Dataset records –

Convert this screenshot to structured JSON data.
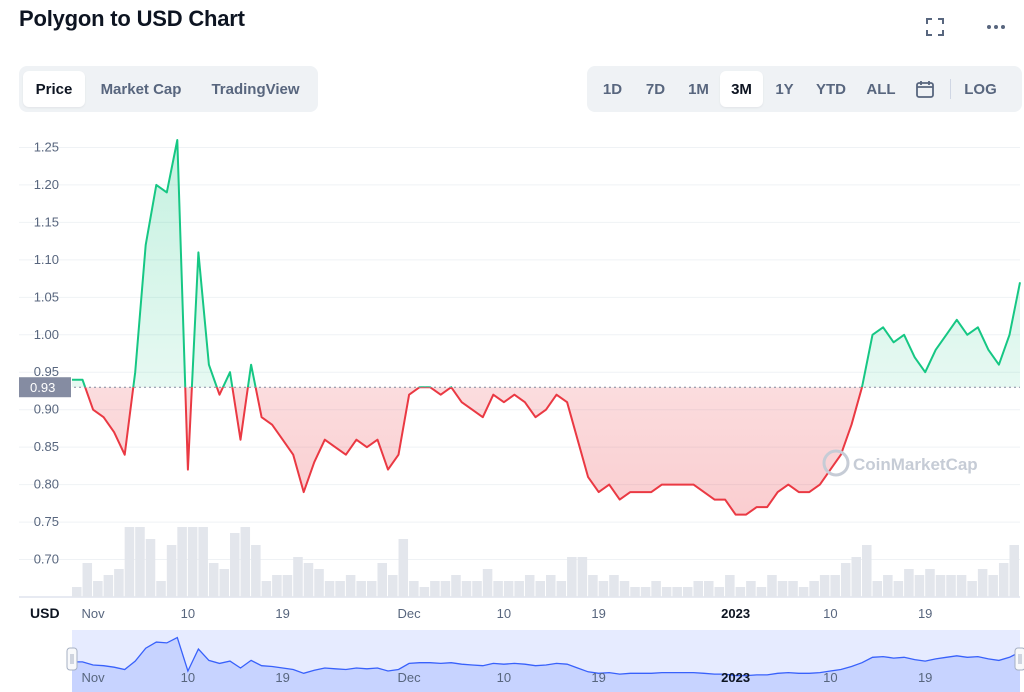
{
  "title": "Polygon to USD Chart",
  "icons": {
    "fullscreen": "fullscreen-icon",
    "more": "more-icon",
    "calendar": "calendar-icon"
  },
  "tabs": [
    "Price",
    "Market Cap",
    "TradingView"
  ],
  "active_tab": "Price",
  "ranges": [
    "1D",
    "7D",
    "1M",
    "3M",
    "1Y",
    "YTD",
    "ALL"
  ],
  "active_range": "3M",
  "log_label": "LOG",
  "currency": "USD",
  "watermark": "CoinMarketCap",
  "current_price_label": "0.93",
  "colors": {
    "up": "#16c784",
    "down": "#ea3943",
    "nav": "#3861fb",
    "axis_text": "#58667e"
  },
  "chart_data": {
    "type": "line",
    "title": "",
    "xlabel": "",
    "ylabel": "",
    "ylim": [
      0.65,
      1.28
    ],
    "yticks": [
      0.7,
      0.75,
      0.8,
      0.85,
      0.9,
      0.95,
      1.0,
      1.05,
      1.1,
      1.15,
      1.2,
      1.25
    ],
    "ytick_labels": [
      "0.70",
      "0.75",
      "0.80",
      "0.85",
      "0.90",
      "0.95",
      "1.00",
      "1.05",
      "1.10",
      "1.15",
      "1.20",
      "1.25"
    ],
    "xlim": [
      "2022-10-30",
      "2023-01-28"
    ],
    "xticks": [
      "2022-11-01",
      "2022-11-10",
      "2022-11-19",
      "2022-12-01",
      "2022-12-10",
      "2022-12-19",
      "2023-01-01",
      "2023-01-10",
      "2023-01-19"
    ],
    "xtick_labels": [
      "Nov",
      "10",
      "19",
      "Dec",
      "10",
      "19",
      "2023",
      "10",
      "19"
    ],
    "bold_xtick_labels": [
      "2023"
    ],
    "baseline": 0.93,
    "grid": true,
    "series": [
      {
        "x": [
          "2022-10-30",
          "2022-10-31",
          "2022-11-01",
          "2022-11-02",
          "2022-11-03",
          "2022-11-04",
          "2022-11-05",
          "2022-11-06",
          "2022-11-07",
          "2022-11-08",
          "2022-11-09",
          "2022-11-10",
          "2022-11-11",
          "2022-11-12",
          "2022-11-13",
          "2022-11-14",
          "2022-11-15",
          "2022-11-16",
          "2022-11-17",
          "2022-11-18",
          "2022-11-19",
          "2022-11-20",
          "2022-11-21",
          "2022-11-22",
          "2022-11-23",
          "2022-11-24",
          "2022-11-25",
          "2022-11-26",
          "2022-11-27",
          "2022-11-28",
          "2022-11-29",
          "2022-11-30",
          "2022-12-01",
          "2022-12-02",
          "2022-12-03",
          "2022-12-04",
          "2022-12-05",
          "2022-12-06",
          "2022-12-07",
          "2022-12-08",
          "2022-12-09",
          "2022-12-10",
          "2022-12-11",
          "2022-12-12",
          "2022-12-13",
          "2022-12-14",
          "2022-12-15",
          "2022-12-16",
          "2022-12-17",
          "2022-12-18",
          "2022-12-19",
          "2022-12-20",
          "2022-12-21",
          "2022-12-22",
          "2022-12-23",
          "2022-12-24",
          "2022-12-25",
          "2022-12-26",
          "2022-12-27",
          "2022-12-28",
          "2022-12-29",
          "2022-12-30",
          "2022-12-31",
          "2023-01-01",
          "2023-01-02",
          "2023-01-03",
          "2023-01-04",
          "2023-01-05",
          "2023-01-06",
          "2023-01-07",
          "2023-01-08",
          "2023-01-09",
          "2023-01-10",
          "2023-01-11",
          "2023-01-12",
          "2023-01-13",
          "2023-01-14",
          "2023-01-15",
          "2023-01-16",
          "2023-01-17",
          "2023-01-18",
          "2023-01-19",
          "2023-01-20",
          "2023-01-21",
          "2023-01-22",
          "2023-01-23",
          "2023-01-24",
          "2023-01-25",
          "2023-01-26",
          "2023-01-27",
          "2023-01-28"
        ],
        "y": [
          0.94,
          0.94,
          0.9,
          0.89,
          0.87,
          0.84,
          0.95,
          1.12,
          1.2,
          1.19,
          1.26,
          0.82,
          1.11,
          0.96,
          0.92,
          0.95,
          0.86,
          0.96,
          0.89,
          0.88,
          0.86,
          0.84,
          0.79,
          0.83,
          0.86,
          0.85,
          0.84,
          0.86,
          0.85,
          0.86,
          0.82,
          0.84,
          0.92,
          0.93,
          0.93,
          0.92,
          0.93,
          0.91,
          0.9,
          0.89,
          0.92,
          0.91,
          0.92,
          0.91,
          0.89,
          0.9,
          0.92,
          0.91,
          0.86,
          0.81,
          0.79,
          0.8,
          0.78,
          0.79,
          0.79,
          0.79,
          0.8,
          0.8,
          0.8,
          0.8,
          0.79,
          0.78,
          0.78,
          0.76,
          0.76,
          0.77,
          0.77,
          0.79,
          0.8,
          0.79,
          0.79,
          0.8,
          0.82,
          0.84,
          0.88,
          0.93,
          1.0,
          1.01,
          0.99,
          1.0,
          0.97,
          0.95,
          0.98,
          1.0,
          1.02,
          1.0,
          1.01,
          0.98,
          0.96,
          1.0,
          1.07
        ]
      }
    ]
  }
}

Request – Without the images, write out each line of the data verbatim.

Exercise output –
Convert this screenshot to structured JSON data.
{
  "title": "Polygon to USD Chart",
  "icons": {
    "fullscreen": "fullscreen-icon",
    "more": "more-icon",
    "calendar": "calendar-icon"
  },
  "tabs": [
    "Price",
    "Market Cap",
    "TradingView"
  ],
  "active_tab": "Price",
  "ranges": [
    "1D",
    "7D",
    "1M",
    "3M",
    "1Y",
    "YTD",
    "ALL"
  ],
  "active_range": "3M",
  "log_label": "LOG",
  "currency": "USD",
  "watermark": "CoinMarketCap",
  "current_price_label": "0.93",
  "colors": {
    "up": "#16c784",
    "down": "#ea3943",
    "nav": "#3861fb",
    "axis_text": "#58667e"
  },
  "chart_data": {
    "type": "line",
    "title": "",
    "xlabel": "",
    "ylabel": "",
    "ylim": [
      0.65,
      1.28
    ],
    "yticks": [
      0.7,
      0.75,
      0.8,
      0.85,
      0.9,
      0.95,
      1.0,
      1.05,
      1.1,
      1.15,
      1.2,
      1.25
    ],
    "ytick_labels": [
      "0.70",
      "0.75",
      "0.80",
      "0.85",
      "0.90",
      "0.95",
      "1.00",
      "1.05",
      "1.10",
      "1.15",
      "1.20",
      "1.25"
    ],
    "xlim": [
      "2022-10-30",
      "2023-01-28"
    ],
    "xticks": [
      "2022-11-01",
      "2022-11-10",
      "2022-11-19",
      "2022-12-01",
      "2022-12-10",
      "2022-12-19",
      "2023-01-01",
      "2023-01-10",
      "2023-01-19"
    ],
    "xtick_labels": [
      "Nov",
      "10",
      "19",
      "Dec",
      "10",
      "19",
      "2023",
      "10",
      "19"
    ],
    "bold_xtick_labels": [
      "2023"
    ],
    "baseline": 0.93,
    "grid": true,
    "series": [
      {
        "x": [
          "2022-10-30",
          "2022-10-31",
          "2022-11-01",
          "2022-11-02",
          "2022-11-03",
          "2022-11-04",
          "2022-11-05",
          "2022-11-06",
          "2022-11-07",
          "2022-11-08",
          "2022-11-09",
          "2022-11-10",
          "2022-11-11",
          "2022-11-12",
          "2022-11-13",
          "2022-11-14",
          "2022-11-15",
          "2022-11-16",
          "2022-11-17",
          "2022-11-18",
          "2022-11-19",
          "2022-11-20",
          "2022-11-21",
          "2022-11-22",
          "2022-11-23",
          "2022-11-24",
          "2022-11-25",
          "2022-11-26",
          "2022-11-27",
          "2022-11-28",
          "2022-11-29",
          "2022-11-30",
          "2022-12-01",
          "2022-12-02",
          "2022-12-03",
          "2022-12-04",
          "2022-12-05",
          "2022-12-06",
          "2022-12-07",
          "2022-12-08",
          "2022-12-09",
          "2022-12-10",
          "2022-12-11",
          "2022-12-12",
          "2022-12-13",
          "2022-12-14",
          "2022-12-15",
          "2022-12-16",
          "2022-12-17",
          "2022-12-18",
          "2022-12-19",
          "2022-12-20",
          "2022-12-21",
          "2022-12-22",
          "2022-12-23",
          "2022-12-24",
          "2022-12-25",
          "2022-12-26",
          "2022-12-27",
          "2022-12-28",
          "2022-12-29",
          "2022-12-30",
          "2022-12-31",
          "2023-01-01",
          "2023-01-02",
          "2023-01-03",
          "2023-01-04",
          "2023-01-05",
          "2023-01-06",
          "2023-01-07",
          "2023-01-08",
          "2023-01-09",
          "2023-01-10",
          "2023-01-11",
          "2023-01-12",
          "2023-01-13",
          "2023-01-14",
          "2023-01-15",
          "2023-01-16",
          "2023-01-17",
          "2023-01-18",
          "2023-01-19",
          "2023-01-20",
          "2023-01-21",
          "2023-01-22",
          "2023-01-23",
          "2023-01-24",
          "2023-01-25",
          "2023-01-26",
          "2023-01-27",
          "2023-01-28"
        ],
        "y": [
          0.94,
          0.94,
          0.9,
          0.89,
          0.87,
          0.84,
          0.95,
          1.12,
          1.2,
          1.19,
          1.26,
          0.82,
          1.11,
          0.96,
          0.92,
          0.95,
          0.86,
          0.96,
          0.89,
          0.88,
          0.86,
          0.84,
          0.79,
          0.83,
          0.86,
          0.85,
          0.84,
          0.86,
          0.85,
          0.86,
          0.82,
          0.84,
          0.92,
          0.93,
          0.93,
          0.92,
          0.93,
          0.91,
          0.9,
          0.89,
          0.92,
          0.91,
          0.92,
          0.91,
          0.89,
          0.9,
          0.92,
          0.91,
          0.86,
          0.81,
          0.79,
          0.8,
          0.78,
          0.79,
          0.79,
          0.79,
          0.8,
          0.8,
          0.8,
          0.8,
          0.79,
          0.78,
          0.78,
          0.76,
          0.76,
          0.77,
          0.77,
          0.79,
          0.8,
          0.79,
          0.79,
          0.8,
          0.82,
          0.84,
          0.88,
          0.93,
          1.0,
          1.01,
          0.99,
          1.0,
          0.97,
          0.95,
          0.98,
          1.0,
          1.02,
          1.0,
          1.01,
          0.98,
          0.96,
          1.0,
          1.07
        ]
      }
    ]
  }
}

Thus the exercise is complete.